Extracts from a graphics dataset
::::::::

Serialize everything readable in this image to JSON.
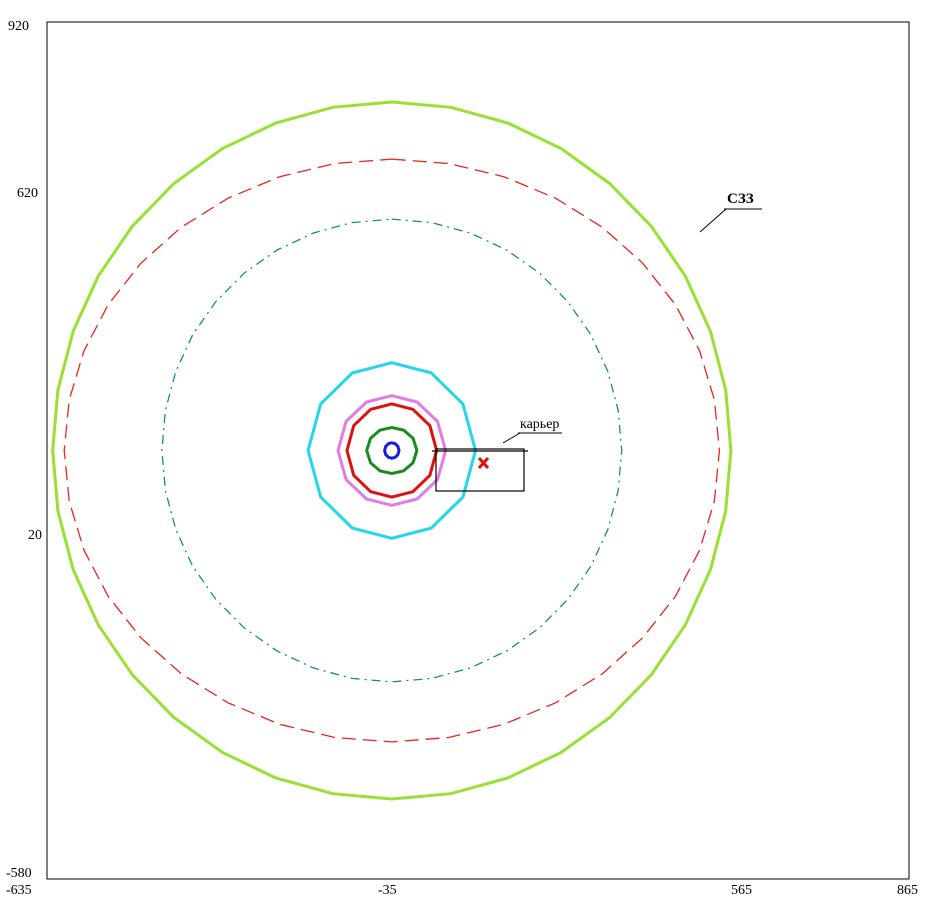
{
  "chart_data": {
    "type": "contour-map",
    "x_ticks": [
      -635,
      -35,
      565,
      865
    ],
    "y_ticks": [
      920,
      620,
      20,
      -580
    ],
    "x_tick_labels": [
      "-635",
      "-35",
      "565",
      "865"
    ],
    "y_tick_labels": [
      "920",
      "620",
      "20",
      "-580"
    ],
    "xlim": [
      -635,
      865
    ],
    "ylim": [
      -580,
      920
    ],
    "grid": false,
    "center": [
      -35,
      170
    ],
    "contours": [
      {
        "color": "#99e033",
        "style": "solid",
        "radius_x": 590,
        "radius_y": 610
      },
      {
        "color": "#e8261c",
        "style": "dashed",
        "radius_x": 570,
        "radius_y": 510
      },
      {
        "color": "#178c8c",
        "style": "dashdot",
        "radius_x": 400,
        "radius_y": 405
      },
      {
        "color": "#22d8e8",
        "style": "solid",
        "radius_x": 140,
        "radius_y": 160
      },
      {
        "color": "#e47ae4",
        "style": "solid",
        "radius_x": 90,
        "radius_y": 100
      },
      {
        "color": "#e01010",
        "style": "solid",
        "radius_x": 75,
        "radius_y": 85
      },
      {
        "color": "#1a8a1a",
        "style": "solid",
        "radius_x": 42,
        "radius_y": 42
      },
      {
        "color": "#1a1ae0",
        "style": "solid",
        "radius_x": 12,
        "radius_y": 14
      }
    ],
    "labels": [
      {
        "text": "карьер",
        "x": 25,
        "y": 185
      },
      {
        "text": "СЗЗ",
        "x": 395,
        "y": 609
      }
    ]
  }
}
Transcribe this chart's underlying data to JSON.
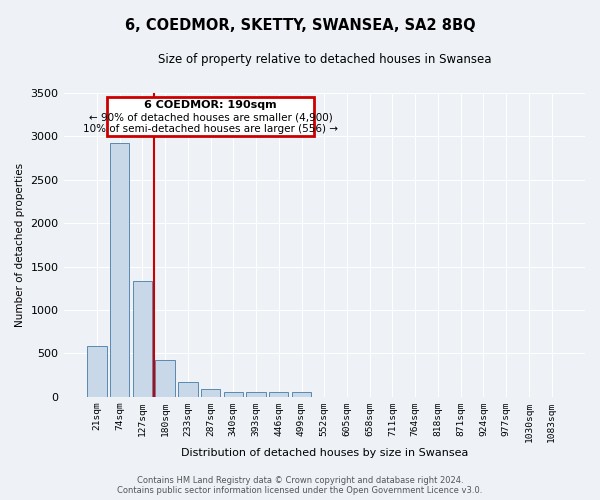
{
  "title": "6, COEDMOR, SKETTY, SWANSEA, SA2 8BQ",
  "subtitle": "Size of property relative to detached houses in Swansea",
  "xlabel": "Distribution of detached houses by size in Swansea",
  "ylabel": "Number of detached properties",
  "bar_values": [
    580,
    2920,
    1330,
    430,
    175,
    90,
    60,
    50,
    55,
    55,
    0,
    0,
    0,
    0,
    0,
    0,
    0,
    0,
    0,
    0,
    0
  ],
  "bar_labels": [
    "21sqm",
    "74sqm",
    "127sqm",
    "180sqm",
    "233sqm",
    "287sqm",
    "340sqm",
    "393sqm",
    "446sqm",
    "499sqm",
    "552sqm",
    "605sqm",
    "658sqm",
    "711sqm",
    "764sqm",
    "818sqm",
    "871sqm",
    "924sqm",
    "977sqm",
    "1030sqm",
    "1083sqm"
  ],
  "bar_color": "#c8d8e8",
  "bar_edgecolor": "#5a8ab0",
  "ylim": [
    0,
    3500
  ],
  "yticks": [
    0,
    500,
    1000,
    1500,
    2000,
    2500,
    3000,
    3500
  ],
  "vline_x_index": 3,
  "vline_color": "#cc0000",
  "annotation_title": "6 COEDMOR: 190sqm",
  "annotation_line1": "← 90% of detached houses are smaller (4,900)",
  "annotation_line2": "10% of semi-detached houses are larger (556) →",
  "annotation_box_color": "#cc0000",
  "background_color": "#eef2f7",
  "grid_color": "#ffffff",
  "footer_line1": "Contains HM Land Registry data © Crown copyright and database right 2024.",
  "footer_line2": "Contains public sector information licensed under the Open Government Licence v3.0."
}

::::::::

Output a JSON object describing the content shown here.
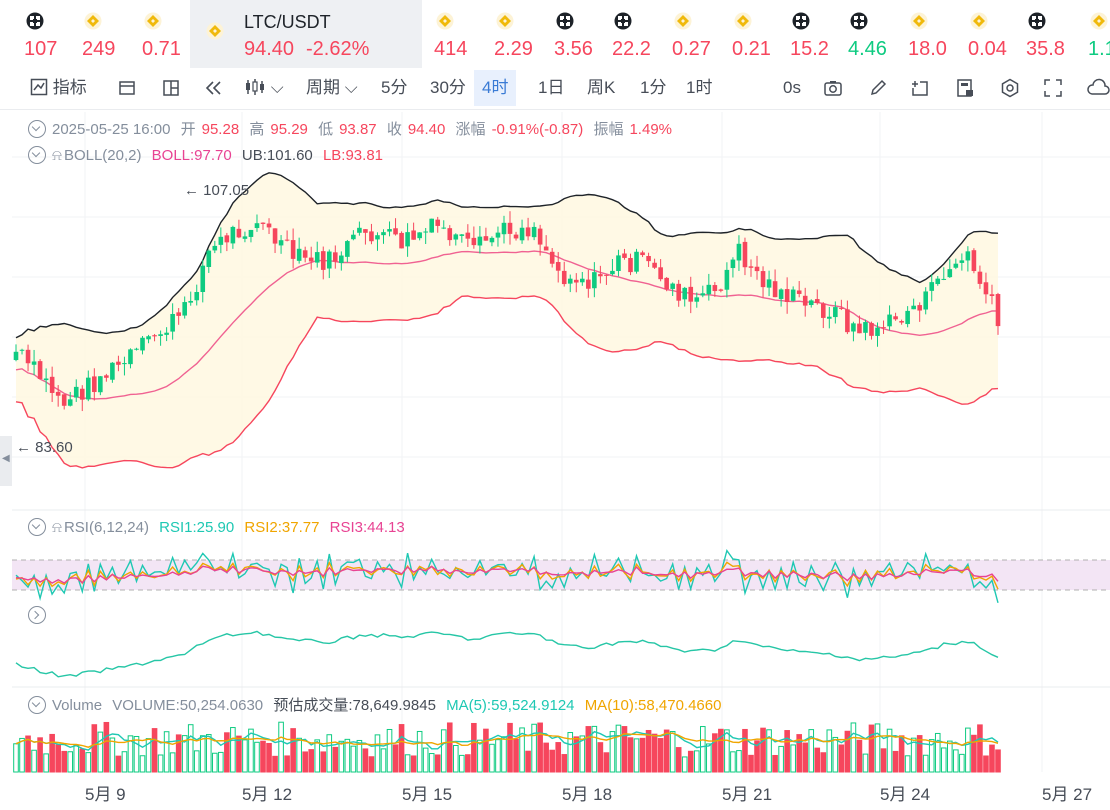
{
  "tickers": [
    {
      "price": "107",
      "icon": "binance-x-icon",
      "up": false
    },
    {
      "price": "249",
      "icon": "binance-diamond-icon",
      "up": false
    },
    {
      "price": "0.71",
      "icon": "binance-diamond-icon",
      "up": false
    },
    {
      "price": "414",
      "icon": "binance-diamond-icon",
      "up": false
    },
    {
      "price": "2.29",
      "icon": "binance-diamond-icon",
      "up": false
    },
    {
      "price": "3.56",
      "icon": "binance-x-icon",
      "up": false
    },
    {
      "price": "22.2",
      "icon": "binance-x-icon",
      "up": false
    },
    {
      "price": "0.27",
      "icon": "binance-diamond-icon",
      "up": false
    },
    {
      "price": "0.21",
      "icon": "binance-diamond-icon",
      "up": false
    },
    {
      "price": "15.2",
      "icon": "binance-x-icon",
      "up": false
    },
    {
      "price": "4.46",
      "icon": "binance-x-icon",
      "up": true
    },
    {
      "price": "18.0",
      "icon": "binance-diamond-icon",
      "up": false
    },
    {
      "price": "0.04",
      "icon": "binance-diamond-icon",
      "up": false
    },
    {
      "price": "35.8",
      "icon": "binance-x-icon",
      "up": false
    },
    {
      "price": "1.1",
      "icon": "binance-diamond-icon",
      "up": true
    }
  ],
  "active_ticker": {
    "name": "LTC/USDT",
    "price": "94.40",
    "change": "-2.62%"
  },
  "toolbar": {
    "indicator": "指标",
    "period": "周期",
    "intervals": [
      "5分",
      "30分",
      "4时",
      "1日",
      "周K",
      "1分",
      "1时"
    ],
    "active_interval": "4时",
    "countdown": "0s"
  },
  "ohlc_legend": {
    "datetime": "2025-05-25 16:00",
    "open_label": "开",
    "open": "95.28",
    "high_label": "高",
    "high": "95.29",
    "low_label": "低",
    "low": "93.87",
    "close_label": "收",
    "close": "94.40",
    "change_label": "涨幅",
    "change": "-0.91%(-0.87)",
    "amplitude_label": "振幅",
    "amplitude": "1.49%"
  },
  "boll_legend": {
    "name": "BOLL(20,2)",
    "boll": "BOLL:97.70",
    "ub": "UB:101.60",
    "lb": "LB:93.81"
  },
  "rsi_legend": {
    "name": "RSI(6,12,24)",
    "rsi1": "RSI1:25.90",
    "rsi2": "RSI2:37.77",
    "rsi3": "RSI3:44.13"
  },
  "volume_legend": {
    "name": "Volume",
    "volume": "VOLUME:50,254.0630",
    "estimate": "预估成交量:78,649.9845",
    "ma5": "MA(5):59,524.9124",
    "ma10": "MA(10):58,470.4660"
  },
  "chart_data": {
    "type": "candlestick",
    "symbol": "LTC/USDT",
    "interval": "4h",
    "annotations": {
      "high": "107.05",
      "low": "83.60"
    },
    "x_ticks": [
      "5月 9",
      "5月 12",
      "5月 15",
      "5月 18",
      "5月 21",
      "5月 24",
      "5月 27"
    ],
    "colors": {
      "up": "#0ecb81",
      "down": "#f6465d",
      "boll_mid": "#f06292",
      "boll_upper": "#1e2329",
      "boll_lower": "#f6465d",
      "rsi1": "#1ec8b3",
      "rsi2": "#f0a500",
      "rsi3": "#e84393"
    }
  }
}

::::::::

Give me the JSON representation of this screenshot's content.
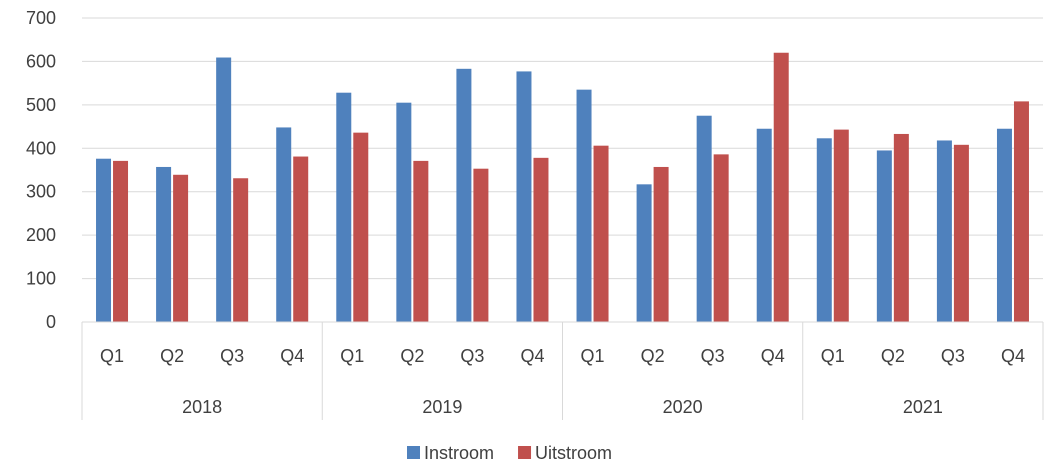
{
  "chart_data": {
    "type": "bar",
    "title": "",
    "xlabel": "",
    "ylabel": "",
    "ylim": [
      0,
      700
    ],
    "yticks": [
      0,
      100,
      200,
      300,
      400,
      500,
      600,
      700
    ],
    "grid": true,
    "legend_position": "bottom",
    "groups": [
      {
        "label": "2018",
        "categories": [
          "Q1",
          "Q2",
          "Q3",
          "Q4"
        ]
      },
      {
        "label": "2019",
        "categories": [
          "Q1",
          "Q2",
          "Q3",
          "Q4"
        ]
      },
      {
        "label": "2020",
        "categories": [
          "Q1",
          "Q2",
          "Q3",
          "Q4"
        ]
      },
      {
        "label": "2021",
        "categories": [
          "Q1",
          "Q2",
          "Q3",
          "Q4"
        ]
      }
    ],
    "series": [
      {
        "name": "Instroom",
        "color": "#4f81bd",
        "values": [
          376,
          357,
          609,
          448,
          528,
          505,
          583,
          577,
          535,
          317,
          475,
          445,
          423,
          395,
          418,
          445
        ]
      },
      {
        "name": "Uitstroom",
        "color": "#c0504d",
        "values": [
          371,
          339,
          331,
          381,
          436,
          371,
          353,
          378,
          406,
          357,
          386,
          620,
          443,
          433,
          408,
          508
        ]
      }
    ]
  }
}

::::::::

From the entries above, return each line with the word "content" in it.

Output a JSON object describing the content shown here.
Give me the JSON representation of this screenshot's content.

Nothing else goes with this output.